- **STATED GOAL**: Write out every line of the material exactly as it appears.

--- start of RECORDS FOR PROCESSING ---

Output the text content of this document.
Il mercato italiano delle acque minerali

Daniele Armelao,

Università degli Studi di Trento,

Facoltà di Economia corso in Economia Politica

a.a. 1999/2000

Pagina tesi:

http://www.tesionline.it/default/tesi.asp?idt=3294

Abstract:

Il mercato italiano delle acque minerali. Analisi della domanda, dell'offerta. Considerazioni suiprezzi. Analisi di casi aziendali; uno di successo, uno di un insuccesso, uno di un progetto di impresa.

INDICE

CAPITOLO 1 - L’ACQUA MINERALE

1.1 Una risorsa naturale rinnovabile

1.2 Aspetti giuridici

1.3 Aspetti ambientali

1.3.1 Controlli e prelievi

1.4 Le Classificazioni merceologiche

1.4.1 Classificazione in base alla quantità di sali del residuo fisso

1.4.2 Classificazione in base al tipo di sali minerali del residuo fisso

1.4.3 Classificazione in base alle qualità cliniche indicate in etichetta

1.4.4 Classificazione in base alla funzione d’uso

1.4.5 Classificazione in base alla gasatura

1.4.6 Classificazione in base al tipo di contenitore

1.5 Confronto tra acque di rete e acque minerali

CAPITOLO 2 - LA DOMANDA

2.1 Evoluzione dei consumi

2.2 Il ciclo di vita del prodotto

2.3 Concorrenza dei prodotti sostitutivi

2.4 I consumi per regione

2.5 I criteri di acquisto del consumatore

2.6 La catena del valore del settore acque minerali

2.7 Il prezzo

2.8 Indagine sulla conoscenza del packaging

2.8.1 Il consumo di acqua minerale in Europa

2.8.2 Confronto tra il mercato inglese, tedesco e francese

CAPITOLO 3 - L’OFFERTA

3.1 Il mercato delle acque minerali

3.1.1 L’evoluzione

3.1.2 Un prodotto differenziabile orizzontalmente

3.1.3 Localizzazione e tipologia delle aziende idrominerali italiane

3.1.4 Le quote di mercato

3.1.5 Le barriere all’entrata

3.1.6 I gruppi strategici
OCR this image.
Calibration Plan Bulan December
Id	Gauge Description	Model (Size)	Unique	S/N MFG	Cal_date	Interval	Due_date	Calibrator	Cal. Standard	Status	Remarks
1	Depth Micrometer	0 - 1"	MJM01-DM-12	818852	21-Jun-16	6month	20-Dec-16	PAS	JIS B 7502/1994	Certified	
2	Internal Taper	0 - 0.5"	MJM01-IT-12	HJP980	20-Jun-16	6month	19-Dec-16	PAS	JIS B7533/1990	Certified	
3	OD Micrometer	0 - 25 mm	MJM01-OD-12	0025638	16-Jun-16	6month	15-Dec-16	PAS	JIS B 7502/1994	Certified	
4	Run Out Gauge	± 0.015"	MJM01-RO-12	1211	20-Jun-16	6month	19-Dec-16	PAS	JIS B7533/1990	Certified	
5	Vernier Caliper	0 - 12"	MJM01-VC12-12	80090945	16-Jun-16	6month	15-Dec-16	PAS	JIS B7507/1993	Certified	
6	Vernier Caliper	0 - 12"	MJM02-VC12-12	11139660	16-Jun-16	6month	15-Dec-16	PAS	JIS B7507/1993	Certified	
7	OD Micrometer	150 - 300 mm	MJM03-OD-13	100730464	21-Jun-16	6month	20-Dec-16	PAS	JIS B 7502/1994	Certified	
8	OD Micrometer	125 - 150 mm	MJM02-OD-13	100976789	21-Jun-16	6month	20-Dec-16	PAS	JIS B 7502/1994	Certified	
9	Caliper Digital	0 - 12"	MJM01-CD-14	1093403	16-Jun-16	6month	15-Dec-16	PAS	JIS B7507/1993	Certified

--- end of RECORDS FOR PROCESSING ---

- **EXERCISE ANSWER**:
Output the text content of this document.
Il mercato italiano delle acque minerali

Daniele Armelao,

Università degli Studi di Trento,

Facoltà di Economia corso in Economia Politica

a.a. 1999/2000

Pagina tesi:

http://www.tesionline.it/default/tesi.asp?idt=3294

Abstract:

Il mercato italiano delle acque minerali. Analisi della domanda, dell'offerta. Considerazioni suiprezzi. Analisi di casi aziendali; uno di successo, uno di un insuccesso, uno di un progetto di impresa.

INDICE

CAPITOLO 1 - L’ACQUA MINERALE

1.1 Una risorsa naturale rinnovabile

1.2 Aspetti giuridici

1.3 Aspetti ambientali

1.3.1 Controlli e prelievi

1.4 Le Classificazioni merceologiche

1.4.1 Classificazione in base alla quantità di sali del residuo fisso

1.4.2 Classificazione in base al tipo di sali minerali del residuo fisso

1.4.3 Classificazione in base alle qualità cliniche indicate in etichetta

1.4.4 Classificazione in base alla funzione d’uso

1.4.5 Classificazione in base alla gasatura

1.4.6 Classificazione in base al tipo di contenitore

1.5 Confronto tra acque di rete e acque minerali

CAPITOLO 2 - LA DOMANDA

2.1 Evoluzione dei consumi

2.2 Il ciclo di vita del prodotto

2.3 Concorrenza dei prodotti sostitutivi

2.4 I consumi per regione

2.5 I criteri di acquisto del consumatore

2.6 La catena del valore del settore acque minerali

2.7 Il prezzo

2.8 Indagine sulla conoscenza del packaging

2.8.1 Il consumo di acqua minerale in Europa

2.8.2 Confronto tra il mercato inglese, tedesco e francese

CAPITOLO 3 - L’OFFERTA

3.1 Il mercato delle acque minerali

3.1.1 L’evoluzione

3.1.2 Un prodotto differenziabile orizzontalmente

3.1.3 Localizzazione e tipologia delle aziende idrominerali italiane

3.1.4 Le quote di mercato

3.1.5 Le barriere all’entrata

3.1.6 I gruppi strategici
OCR this image.
Calibration Plan Bulan December
Id	Gauge Description	Model (Size)	Unique	S/N MFG	Cal_date	Interval	Due_date	Calibrator	Cal. Standard	Status	Remarks
1	Depth Micrometer	0 - 1"	MJM01-DM-12	818852	21-Jun-16	6month	20-Dec-16	PAS	JIS B 7502/1994	Certified	
2	Internal Taper	0 - 0.5"	MJM01-IT-12	HJP980	20-Jun-16	6month	19-Dec-16	PAS	JIS B7533/1990	Certified	
3	OD Micrometer	0 - 25 mm	MJM01-OD-12	0025638	16-Jun-16	6month	15-Dec-16	PAS	JIS B 7502/1994	Certified	
4	Run Out Gauge	± 0.015"	MJM01-RO-12	1211	20-Jun-16	6month	19-Dec-16	PAS	JIS B7533/1990	Certified	
5	Vernier Caliper	0 - 12"	MJM01-VC12-12	80090945	16-Jun-16	6month	15-Dec-16	PAS	JIS B7507/1993	Certified	
6	Vernier Caliper	0 - 12"	MJM02-VC12-12	11139660	16-Jun-16	6month	15-Dec-16	PAS	JIS B7507/1993	Certified	
7	OD Micrometer	150 - 300 mm	MJM03-OD-13	100730464	21-Jun-16	6month	20-Dec-16	PAS	JIS B 7502/1994	Certified	
8	OD Micrometer	125 - 150 mm	MJM02-OD-13	100976789	21-Jun-16	6month	20-Dec-16	PAS	JIS B 7502/1994	Certified	
9	Caliper Digital	0 - 12"	MJM01-CD-14	1093403	16-Jun-16	6month	15-Dec-16	PAS	JIS B7507/1993	Certified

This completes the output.